(WRITTEN REQUEST): Check each line below for the word "JSON", and copy those that have it.
* begin MATERIAL TO PROCESS *
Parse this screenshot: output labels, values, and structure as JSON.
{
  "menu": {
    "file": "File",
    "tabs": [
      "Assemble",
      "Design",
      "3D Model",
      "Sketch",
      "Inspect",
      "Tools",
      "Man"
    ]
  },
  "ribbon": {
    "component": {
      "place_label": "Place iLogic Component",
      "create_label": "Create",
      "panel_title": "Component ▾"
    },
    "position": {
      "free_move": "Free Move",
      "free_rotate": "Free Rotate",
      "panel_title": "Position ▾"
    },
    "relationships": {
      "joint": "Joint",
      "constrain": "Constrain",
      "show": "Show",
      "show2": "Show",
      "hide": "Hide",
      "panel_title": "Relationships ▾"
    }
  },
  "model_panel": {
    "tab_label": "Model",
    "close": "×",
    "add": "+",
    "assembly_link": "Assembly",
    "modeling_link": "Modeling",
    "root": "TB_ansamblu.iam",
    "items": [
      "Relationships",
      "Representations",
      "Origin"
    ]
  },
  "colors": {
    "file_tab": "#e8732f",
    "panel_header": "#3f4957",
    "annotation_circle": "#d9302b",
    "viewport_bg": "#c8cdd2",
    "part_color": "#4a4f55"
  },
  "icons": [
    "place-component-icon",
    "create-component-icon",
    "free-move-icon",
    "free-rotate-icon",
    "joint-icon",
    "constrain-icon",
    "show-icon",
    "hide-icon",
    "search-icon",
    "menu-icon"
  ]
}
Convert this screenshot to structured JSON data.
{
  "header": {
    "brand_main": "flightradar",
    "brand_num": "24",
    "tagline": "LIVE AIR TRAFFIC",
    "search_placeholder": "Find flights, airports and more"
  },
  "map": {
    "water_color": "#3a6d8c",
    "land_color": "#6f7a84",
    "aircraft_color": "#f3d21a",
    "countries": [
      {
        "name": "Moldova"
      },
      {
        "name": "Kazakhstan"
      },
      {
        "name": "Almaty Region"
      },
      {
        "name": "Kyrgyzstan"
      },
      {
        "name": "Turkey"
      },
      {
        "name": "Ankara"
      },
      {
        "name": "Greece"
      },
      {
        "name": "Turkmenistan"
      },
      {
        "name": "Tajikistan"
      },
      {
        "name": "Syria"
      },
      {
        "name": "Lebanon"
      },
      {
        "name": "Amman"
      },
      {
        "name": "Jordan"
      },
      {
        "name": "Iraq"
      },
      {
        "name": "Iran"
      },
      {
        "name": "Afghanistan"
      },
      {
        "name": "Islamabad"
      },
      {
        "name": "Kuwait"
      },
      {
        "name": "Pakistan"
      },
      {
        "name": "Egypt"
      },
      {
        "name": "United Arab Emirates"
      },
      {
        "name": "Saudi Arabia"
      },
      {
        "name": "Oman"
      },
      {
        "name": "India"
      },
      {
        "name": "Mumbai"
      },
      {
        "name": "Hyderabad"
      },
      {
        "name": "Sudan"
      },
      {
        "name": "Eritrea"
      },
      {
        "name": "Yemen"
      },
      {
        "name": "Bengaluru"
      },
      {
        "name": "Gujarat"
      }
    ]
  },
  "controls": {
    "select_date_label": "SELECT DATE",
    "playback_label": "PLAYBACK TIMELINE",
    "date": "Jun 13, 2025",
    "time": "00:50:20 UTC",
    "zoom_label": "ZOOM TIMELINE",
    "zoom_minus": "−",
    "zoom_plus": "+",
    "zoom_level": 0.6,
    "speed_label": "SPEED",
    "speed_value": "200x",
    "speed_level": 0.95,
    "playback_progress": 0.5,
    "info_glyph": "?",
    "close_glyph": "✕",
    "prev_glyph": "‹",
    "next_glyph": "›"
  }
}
* end MATERIAL TO PROCESS *
(WRITTEN SOLUTION):
Parse this screenshot: output labels, values, and structure as JSON.
Convert this screenshot to structured JSON data.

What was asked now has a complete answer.